Locate the lines that hold the string "SISTEMA". Copy every such line.

[Figure content listings]
= = = = = = =

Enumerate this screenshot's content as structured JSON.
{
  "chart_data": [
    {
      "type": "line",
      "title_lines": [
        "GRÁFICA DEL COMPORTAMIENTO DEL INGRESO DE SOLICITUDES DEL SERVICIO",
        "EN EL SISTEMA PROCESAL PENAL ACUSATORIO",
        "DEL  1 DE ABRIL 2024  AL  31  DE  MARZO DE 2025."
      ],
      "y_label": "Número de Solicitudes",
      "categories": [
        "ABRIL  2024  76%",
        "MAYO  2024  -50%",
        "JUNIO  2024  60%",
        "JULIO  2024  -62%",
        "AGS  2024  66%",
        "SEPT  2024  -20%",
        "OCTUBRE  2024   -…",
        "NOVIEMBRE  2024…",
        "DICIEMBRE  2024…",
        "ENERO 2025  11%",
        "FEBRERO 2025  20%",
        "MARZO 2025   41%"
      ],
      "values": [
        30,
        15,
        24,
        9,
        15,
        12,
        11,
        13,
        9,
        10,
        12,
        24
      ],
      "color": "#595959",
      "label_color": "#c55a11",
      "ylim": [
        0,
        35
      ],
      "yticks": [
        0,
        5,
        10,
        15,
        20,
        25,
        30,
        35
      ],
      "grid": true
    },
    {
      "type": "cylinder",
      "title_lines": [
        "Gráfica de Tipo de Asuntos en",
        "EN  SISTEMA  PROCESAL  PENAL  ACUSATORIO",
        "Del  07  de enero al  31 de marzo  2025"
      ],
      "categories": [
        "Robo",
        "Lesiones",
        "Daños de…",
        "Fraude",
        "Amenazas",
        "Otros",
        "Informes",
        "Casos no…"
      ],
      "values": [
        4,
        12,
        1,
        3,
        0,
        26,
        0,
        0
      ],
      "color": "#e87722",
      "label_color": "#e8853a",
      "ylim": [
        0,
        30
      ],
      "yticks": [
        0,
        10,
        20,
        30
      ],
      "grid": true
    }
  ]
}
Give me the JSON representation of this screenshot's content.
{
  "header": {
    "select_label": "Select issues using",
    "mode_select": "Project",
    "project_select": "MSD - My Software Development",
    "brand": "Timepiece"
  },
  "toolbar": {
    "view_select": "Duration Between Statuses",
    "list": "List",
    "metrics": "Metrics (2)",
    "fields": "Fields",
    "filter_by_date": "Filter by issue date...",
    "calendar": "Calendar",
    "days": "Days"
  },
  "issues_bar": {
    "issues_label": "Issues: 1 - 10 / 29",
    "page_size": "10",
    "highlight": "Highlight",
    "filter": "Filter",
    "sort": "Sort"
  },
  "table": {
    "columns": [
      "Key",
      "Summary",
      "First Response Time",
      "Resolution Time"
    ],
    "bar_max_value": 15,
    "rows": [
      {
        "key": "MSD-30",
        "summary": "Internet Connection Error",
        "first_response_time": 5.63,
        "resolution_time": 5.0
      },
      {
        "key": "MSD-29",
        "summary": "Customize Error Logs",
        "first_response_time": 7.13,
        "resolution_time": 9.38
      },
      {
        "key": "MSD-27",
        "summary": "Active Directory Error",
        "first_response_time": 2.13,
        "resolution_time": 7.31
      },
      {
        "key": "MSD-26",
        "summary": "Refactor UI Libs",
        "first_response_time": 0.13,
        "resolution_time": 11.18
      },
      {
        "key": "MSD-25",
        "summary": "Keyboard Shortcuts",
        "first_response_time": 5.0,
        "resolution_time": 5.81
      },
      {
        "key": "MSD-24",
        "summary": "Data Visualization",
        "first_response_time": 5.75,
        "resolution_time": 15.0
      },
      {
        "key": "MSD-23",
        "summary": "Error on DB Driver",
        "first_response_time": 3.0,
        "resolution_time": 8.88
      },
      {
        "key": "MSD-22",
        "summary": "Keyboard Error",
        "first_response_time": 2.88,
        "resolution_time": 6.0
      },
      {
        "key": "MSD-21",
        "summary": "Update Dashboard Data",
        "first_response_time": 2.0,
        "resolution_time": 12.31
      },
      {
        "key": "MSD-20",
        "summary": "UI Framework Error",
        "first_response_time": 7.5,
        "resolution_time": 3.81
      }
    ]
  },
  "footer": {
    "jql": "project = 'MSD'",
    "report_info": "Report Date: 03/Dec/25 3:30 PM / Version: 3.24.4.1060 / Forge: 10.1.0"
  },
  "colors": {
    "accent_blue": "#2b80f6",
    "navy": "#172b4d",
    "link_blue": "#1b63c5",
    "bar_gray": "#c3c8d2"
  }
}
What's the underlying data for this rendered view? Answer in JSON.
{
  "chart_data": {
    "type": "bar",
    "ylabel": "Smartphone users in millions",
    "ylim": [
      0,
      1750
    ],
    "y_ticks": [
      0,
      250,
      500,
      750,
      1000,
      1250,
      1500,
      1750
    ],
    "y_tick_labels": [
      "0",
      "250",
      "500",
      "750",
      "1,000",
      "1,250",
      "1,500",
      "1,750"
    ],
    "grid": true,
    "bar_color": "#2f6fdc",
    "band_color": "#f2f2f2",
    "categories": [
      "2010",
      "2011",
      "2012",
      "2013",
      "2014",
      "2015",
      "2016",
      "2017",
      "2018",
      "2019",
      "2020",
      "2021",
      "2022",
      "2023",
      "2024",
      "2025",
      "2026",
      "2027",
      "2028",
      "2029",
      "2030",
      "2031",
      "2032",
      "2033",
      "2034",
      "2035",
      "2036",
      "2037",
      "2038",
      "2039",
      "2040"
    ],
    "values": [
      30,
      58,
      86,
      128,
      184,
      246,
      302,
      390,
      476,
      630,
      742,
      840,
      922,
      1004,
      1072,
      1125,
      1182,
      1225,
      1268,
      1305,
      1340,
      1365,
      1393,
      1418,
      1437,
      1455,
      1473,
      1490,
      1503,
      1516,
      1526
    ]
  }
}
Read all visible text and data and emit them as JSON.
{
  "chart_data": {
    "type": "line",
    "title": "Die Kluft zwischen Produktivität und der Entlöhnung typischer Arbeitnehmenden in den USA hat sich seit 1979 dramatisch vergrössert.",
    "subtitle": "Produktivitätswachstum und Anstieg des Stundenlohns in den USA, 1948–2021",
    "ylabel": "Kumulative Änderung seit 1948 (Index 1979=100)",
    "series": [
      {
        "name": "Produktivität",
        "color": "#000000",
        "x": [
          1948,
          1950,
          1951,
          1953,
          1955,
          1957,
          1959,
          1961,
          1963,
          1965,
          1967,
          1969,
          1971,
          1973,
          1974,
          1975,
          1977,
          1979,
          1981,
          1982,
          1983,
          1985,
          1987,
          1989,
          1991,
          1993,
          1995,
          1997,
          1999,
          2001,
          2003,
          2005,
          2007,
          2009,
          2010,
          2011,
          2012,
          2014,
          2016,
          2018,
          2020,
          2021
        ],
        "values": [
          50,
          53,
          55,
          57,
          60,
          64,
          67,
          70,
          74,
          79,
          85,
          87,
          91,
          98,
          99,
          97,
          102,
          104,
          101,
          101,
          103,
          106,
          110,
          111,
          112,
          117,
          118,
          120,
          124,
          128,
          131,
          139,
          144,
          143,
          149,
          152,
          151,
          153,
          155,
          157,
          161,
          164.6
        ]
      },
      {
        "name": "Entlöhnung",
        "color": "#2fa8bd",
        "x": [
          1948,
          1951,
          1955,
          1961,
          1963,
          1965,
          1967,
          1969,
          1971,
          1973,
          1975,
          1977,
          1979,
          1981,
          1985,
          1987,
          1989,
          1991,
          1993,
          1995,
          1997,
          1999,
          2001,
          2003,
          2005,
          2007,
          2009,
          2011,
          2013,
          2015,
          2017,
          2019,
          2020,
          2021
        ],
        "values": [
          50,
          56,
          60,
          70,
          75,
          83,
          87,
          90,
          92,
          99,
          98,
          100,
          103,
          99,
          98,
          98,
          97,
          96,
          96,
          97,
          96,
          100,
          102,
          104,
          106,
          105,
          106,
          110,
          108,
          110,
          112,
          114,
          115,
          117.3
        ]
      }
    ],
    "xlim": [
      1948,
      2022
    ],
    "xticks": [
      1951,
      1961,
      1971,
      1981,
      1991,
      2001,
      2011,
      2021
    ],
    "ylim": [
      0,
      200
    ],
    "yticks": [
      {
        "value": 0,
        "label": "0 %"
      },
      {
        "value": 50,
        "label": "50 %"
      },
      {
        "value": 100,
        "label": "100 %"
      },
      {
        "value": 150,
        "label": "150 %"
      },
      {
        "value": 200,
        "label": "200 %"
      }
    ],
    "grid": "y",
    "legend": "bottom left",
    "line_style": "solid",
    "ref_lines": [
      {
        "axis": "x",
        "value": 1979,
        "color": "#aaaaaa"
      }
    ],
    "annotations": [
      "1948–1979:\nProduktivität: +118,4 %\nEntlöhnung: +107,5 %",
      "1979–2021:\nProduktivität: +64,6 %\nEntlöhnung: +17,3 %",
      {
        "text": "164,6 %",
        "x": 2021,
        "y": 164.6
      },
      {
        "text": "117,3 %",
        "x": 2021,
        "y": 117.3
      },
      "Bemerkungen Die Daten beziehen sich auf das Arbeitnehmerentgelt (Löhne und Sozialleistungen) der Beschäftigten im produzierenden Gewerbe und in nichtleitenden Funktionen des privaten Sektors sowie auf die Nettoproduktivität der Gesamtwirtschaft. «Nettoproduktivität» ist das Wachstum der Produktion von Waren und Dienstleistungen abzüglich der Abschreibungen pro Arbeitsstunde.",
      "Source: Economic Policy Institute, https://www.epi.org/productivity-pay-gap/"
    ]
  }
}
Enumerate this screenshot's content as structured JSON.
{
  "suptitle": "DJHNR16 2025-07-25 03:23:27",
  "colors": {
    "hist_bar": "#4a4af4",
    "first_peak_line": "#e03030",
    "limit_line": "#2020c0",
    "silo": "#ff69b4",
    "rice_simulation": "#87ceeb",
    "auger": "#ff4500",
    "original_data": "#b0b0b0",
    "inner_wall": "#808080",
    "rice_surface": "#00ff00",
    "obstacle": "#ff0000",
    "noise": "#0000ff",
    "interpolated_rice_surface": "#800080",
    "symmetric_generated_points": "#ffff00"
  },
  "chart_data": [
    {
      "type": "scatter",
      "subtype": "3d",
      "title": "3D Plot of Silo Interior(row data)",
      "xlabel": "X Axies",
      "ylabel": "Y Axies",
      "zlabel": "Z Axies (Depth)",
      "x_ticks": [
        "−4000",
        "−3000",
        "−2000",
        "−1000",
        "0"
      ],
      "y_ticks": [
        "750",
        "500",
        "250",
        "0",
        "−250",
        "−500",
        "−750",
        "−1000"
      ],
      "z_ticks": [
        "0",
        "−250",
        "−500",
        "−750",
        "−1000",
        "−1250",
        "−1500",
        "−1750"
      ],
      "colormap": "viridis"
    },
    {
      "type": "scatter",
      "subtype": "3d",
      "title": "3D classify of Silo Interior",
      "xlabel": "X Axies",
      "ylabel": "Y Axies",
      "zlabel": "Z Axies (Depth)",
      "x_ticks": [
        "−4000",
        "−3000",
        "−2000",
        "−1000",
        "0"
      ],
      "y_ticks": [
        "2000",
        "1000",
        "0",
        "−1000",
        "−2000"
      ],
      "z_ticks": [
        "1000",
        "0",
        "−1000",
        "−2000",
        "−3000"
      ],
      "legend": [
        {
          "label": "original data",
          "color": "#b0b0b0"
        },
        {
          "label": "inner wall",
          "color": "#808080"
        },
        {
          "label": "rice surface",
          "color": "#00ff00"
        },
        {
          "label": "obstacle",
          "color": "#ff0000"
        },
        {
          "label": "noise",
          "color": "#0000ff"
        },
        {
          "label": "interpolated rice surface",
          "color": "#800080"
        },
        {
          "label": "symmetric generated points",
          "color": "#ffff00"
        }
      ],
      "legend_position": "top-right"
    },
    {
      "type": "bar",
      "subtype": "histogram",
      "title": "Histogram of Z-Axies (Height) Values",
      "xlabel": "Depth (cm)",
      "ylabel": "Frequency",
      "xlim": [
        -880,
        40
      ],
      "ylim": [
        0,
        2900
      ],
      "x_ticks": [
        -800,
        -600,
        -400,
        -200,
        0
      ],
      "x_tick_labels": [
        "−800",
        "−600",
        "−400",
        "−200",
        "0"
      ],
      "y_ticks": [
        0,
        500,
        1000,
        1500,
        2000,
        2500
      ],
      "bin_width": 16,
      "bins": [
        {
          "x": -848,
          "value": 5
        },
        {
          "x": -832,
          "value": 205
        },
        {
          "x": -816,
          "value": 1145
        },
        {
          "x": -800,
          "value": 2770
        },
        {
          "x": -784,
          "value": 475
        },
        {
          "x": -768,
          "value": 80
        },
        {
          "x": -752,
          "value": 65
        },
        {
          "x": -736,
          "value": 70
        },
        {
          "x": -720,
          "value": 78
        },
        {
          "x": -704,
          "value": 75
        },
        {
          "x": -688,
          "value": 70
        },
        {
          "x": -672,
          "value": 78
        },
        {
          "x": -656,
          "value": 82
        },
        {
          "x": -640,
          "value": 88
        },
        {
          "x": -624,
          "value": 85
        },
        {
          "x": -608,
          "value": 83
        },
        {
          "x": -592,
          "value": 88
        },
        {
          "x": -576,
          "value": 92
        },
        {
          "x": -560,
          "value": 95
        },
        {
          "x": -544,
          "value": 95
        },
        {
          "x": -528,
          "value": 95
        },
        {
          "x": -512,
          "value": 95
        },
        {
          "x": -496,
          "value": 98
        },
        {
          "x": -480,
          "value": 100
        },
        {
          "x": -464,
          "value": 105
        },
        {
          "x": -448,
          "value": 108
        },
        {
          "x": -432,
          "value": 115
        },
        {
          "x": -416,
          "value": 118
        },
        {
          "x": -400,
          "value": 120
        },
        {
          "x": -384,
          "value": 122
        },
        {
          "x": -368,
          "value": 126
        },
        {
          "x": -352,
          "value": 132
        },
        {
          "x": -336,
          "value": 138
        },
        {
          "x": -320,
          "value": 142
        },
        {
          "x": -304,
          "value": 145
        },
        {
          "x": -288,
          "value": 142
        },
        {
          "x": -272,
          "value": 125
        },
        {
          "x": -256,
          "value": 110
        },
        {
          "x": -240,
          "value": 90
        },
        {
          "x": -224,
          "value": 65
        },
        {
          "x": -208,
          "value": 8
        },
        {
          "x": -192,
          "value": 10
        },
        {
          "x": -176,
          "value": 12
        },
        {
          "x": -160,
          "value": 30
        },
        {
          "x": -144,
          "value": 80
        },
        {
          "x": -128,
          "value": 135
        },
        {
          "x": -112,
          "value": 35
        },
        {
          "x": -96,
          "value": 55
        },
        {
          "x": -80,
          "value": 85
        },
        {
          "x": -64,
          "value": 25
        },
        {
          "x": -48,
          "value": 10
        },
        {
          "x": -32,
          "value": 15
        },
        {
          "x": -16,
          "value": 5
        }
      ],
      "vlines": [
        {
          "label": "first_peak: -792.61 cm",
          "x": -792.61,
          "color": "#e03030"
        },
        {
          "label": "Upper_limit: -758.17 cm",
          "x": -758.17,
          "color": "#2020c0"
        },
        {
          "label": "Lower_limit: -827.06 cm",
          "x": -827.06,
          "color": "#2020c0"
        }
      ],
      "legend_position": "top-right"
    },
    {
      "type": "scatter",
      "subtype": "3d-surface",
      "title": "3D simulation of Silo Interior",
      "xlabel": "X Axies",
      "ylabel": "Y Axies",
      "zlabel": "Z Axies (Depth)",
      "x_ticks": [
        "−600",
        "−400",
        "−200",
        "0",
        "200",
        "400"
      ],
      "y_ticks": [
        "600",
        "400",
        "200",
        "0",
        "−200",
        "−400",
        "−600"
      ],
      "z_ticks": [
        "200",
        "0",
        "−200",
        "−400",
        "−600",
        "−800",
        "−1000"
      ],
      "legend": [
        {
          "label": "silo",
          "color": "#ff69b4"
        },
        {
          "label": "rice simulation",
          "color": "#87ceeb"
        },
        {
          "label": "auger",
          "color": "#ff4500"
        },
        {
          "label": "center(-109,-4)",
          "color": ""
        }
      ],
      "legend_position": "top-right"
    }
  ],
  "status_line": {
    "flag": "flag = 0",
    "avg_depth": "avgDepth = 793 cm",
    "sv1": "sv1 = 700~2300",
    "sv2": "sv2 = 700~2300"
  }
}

= = = = = = =

▶ [Task response]
        "EN EL SISTEMA PROCESAL PENAL ACUSATORIO",
        "EN  SISTEMA  PROCESAL  PENAL  ACUSATORIO",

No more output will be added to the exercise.